**WRITTEN PROBLEM**
Repeat word for word the stretch of the listing from its start through the line that contains "hospitalizations-value: 1,298,200 xyxy=(306,121,365,136)", including that line.

## BEGIN MATERIAL SUPPLIED

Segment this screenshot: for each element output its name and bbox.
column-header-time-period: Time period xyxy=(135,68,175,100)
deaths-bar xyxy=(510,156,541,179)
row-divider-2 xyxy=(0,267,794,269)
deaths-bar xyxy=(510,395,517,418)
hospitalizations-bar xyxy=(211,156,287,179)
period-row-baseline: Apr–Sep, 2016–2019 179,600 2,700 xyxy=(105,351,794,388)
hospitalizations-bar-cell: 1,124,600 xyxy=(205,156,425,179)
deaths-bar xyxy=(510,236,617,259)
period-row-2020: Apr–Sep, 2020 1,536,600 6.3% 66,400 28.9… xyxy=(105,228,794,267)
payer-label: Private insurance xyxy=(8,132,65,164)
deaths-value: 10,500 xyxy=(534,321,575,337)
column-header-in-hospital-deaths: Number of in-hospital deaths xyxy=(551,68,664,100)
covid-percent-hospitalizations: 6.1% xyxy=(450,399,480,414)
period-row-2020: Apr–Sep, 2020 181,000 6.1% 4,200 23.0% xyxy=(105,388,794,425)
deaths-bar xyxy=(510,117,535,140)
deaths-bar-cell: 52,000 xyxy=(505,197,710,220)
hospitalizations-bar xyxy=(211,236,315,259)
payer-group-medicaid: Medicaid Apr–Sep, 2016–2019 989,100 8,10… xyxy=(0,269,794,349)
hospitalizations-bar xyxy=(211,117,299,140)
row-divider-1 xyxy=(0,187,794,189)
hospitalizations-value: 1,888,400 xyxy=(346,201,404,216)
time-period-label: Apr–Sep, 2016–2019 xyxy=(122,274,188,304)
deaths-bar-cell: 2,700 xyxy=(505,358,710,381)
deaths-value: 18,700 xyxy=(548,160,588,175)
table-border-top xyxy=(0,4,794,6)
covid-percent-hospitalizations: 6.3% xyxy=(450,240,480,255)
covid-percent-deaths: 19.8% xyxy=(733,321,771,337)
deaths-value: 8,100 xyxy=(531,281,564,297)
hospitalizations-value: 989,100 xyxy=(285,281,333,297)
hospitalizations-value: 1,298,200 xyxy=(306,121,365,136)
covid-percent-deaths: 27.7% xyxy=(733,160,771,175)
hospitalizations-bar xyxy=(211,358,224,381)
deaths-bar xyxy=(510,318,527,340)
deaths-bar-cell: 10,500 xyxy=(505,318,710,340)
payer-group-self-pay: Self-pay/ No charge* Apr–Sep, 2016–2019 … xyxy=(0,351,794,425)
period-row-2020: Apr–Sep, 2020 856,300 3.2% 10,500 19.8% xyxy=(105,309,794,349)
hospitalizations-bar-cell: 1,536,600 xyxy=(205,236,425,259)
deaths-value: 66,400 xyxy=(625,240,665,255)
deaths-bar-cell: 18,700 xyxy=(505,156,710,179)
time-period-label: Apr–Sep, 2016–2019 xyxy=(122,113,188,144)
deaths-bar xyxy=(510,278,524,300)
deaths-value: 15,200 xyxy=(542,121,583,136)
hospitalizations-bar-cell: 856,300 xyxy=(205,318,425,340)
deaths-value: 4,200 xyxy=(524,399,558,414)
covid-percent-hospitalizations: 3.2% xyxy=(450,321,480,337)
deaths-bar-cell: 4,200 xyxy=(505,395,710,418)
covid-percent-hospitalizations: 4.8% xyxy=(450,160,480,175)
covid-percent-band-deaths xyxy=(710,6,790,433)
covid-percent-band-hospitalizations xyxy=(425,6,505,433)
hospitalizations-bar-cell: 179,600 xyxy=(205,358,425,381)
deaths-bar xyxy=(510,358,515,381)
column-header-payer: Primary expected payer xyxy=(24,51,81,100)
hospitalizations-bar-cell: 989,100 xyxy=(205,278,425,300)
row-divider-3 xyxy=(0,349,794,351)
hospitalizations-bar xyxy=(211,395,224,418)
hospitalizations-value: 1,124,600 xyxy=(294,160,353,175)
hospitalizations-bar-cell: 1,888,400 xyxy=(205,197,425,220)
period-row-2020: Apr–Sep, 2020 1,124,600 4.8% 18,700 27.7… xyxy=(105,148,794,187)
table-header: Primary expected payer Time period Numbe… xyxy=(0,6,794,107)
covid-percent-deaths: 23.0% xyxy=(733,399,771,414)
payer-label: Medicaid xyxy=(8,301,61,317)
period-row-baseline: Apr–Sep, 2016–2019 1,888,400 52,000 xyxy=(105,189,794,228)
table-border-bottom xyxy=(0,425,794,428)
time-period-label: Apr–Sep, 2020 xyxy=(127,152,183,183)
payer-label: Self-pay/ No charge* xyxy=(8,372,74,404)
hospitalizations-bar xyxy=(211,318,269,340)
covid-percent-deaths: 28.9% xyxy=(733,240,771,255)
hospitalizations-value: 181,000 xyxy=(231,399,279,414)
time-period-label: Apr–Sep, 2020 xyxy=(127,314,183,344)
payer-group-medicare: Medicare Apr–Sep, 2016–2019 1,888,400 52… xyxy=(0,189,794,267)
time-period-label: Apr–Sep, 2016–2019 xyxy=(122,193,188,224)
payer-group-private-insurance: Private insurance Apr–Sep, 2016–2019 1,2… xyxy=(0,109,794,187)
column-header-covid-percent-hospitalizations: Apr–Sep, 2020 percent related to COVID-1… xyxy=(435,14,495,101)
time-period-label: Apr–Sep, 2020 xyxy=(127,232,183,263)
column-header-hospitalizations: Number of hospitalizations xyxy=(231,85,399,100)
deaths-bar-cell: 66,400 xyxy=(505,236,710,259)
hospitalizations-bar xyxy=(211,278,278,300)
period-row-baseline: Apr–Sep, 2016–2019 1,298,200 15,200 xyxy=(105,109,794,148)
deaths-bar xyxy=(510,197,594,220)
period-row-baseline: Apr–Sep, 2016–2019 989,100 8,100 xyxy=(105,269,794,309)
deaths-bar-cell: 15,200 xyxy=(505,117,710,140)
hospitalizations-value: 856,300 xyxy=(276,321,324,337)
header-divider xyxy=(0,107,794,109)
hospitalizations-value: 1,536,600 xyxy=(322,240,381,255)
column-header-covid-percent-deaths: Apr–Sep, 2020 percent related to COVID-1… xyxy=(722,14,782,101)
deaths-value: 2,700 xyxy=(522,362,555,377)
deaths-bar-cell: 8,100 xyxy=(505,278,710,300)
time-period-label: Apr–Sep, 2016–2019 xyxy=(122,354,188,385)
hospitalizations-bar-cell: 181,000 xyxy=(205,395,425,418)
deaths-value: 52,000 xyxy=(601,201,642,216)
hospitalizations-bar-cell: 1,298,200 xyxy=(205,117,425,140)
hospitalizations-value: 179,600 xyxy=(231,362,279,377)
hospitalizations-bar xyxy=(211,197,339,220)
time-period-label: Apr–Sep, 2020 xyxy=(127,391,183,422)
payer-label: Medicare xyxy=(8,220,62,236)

## END MATERIAL SUPPLIED

**WRITTEN RESPONSE**
Segment this screenshot: for each element output its name and bbox.
column-header-time-period: Time period xyxy=(135,68,175,100)
deaths-bar xyxy=(510,156,541,179)
row-divider-2 xyxy=(0,267,794,269)
deaths-bar xyxy=(510,395,517,418)
hospitalizations-bar xyxy=(211,156,287,179)
period-row-baseline: Apr–Sep, 2016–2019 179,600 2,700 xyxy=(105,351,794,388)
hospitalizations-bar-cell: 1,124,600 xyxy=(205,156,425,179)
deaths-bar xyxy=(510,236,617,259)
period-row-2020: Apr–Sep, 2020 1,536,600 6.3% 66,400 28.9… xyxy=(105,228,794,267)
payer-label: Private insurance xyxy=(8,132,65,164)
deaths-value: 10,500 xyxy=(534,321,575,337)
column-header-in-hospital-deaths: Number of in-hospital deaths xyxy=(551,68,664,100)
covid-percent-hospitalizations: 6.1% xyxy=(450,399,480,414)
period-row-2020: Apr–Sep, 2020 181,000 6.1% 4,200 23.0% xyxy=(105,388,794,425)
deaths-bar xyxy=(510,117,535,140)
deaths-bar-cell: 52,000 xyxy=(505,197,710,220)
hospitalizations-bar xyxy=(211,236,315,259)
payer-group-medicaid: Medicaid Apr–Sep, 2016–2019 989,100 8,10… xyxy=(0,269,794,349)
hospitalizations-bar xyxy=(211,117,299,140)
row-divider-1 xyxy=(0,187,794,189)
hospitalizations-value: 1,888,400 xyxy=(346,201,404,216)
time-period-label: Apr–Sep, 2016–2019 xyxy=(122,274,188,304)
deaths-bar-cell: 2,700 xyxy=(505,358,710,381)
deaths-value: 18,700 xyxy=(548,160,588,175)
table-border-top xyxy=(0,4,794,6)
covid-percent-hospitalizations: 6.3% xyxy=(450,240,480,255)
covid-percent-deaths: 19.8% xyxy=(733,321,771,337)
deaths-value: 8,100 xyxy=(531,281,564,297)
hospitalizations-value: 989,100 xyxy=(285,281,333,297)
hospitalizations-value: 1,298,200 xyxy=(306,121,365,136)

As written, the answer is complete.